Written instruction: Transcribe the full listing below exactly.

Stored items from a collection
----------
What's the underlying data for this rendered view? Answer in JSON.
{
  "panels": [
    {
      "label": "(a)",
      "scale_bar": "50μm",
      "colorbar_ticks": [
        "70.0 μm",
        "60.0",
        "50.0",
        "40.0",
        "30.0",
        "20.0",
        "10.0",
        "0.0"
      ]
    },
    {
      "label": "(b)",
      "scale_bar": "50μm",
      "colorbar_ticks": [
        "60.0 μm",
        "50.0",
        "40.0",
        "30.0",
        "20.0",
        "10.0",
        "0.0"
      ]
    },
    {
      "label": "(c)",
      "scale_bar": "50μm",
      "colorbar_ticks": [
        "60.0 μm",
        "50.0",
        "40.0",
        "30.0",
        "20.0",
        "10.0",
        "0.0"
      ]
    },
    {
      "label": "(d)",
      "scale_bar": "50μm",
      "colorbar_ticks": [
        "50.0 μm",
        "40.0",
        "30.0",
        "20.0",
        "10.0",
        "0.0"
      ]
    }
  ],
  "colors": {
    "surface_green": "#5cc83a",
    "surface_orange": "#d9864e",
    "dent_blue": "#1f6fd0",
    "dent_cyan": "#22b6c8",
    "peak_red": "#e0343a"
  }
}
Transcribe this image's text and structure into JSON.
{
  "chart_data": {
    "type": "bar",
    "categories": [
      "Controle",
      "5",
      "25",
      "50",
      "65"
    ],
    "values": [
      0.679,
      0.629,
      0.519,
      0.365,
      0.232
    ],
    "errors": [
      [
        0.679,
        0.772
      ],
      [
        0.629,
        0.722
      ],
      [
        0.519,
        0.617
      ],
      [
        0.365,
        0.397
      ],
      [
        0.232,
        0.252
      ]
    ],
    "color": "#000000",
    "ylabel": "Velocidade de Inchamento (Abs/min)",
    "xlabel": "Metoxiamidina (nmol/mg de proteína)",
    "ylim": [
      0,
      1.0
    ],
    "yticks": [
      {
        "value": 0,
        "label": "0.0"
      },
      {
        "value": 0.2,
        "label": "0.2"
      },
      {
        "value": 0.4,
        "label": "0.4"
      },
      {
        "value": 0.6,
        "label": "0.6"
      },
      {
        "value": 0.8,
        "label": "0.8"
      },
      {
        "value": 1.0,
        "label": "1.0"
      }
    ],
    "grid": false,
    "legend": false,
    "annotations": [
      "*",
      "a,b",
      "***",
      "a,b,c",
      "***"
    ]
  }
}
----------
Correct response:
What's the underlying data for this rendered view? Answer in JSON.
{
  "panels": [
    {
      "label": "(a)",
      "scale_bar": "50μm",
      "colorbar_ticks": [
        "70.0 μm",
        "60.0",
        "50.0",
        "40.0",
        "30.0",
        "20.0",
        "10.0",
        "0.0"
      ]
    },
    {
      "label": "(b)",
      "scale_bar": "50μm",
      "colorbar_ticks": [
        "60.0 μm",
        "50.0",
        "40.0",
        "30.0",
        "20.0",
        "10.0",
        "0.0"
      ]
    },
    {
      "label": "(c)",
      "scale_bar": "50μm",
      "colorbar_ticks": [
        "60.0 μm",
        "50.0",
        "40.0",
        "30.0",
        "20.0",
        "10.0",
        "0.0"
      ]
    },
    {
      "label": "(d)",
      "scale_bar": "50μm",
      "colorbar_ticks": [
        "50.0 μm",
        "40.0",
        "30.0",
        "20.0",
        "10.0",
        "0.0"
      ]
    }
  ],
  "colors": {
    "surface_green": "#5cc83a",
    "surface_orange": "#d9864e",
    "dent_blue": "#1f6fd0",
    "dent_cyan": "#22b6c8",
    "peak_red": "#e0343a"
  }
}
Transcribe this image's text and structure into JSON.
{
  "chart_data": {
    "type": "bar",
    "categories": [
      "Controle",
      "5",
      "25",
      "50",
      "65"
    ],
    "values": [
      0.679,
      0.629,
      0.519,
      0.365,
      0.232
    ],
    "errors": [
      [
        0.679,
        0.772
      ],
      [
        0.629,
        0.722
      ],
      [
        0.519,
        0.617
      ],
      [
        0.365,
        0.397
      ],
      [
        0.232,
        0.252
      ]
    ],
    "color": "#000000",
    "ylabel": "Velocidade de Inchamento (Abs/min)",
    "xlabel": "Metoxiamidina (nmol/mg de proteína)",
    "ylim": [
      0,
      1.0
    ],
    "yticks": [
      {
        "value": 0,
        "label": "0.0"
      },
      {
        "value": 0.2,
        "label": "0.2"
      },
      {
        "value": 0.4,
        "label": "0.4"
      },
      {
        "value": 0.6,
        "label": "0.6"
      },
      {
        "value": 0.8,
        "label": "0.8"
      },
      {
        "value": 1.0,
        "label": "1.0"
      }
    ],
    "grid": false,
    "legend": false,
    "annotations": [
      "*",
      "a,b",
      "***",
      "a,b,c",
      "***"
    ]
  }
}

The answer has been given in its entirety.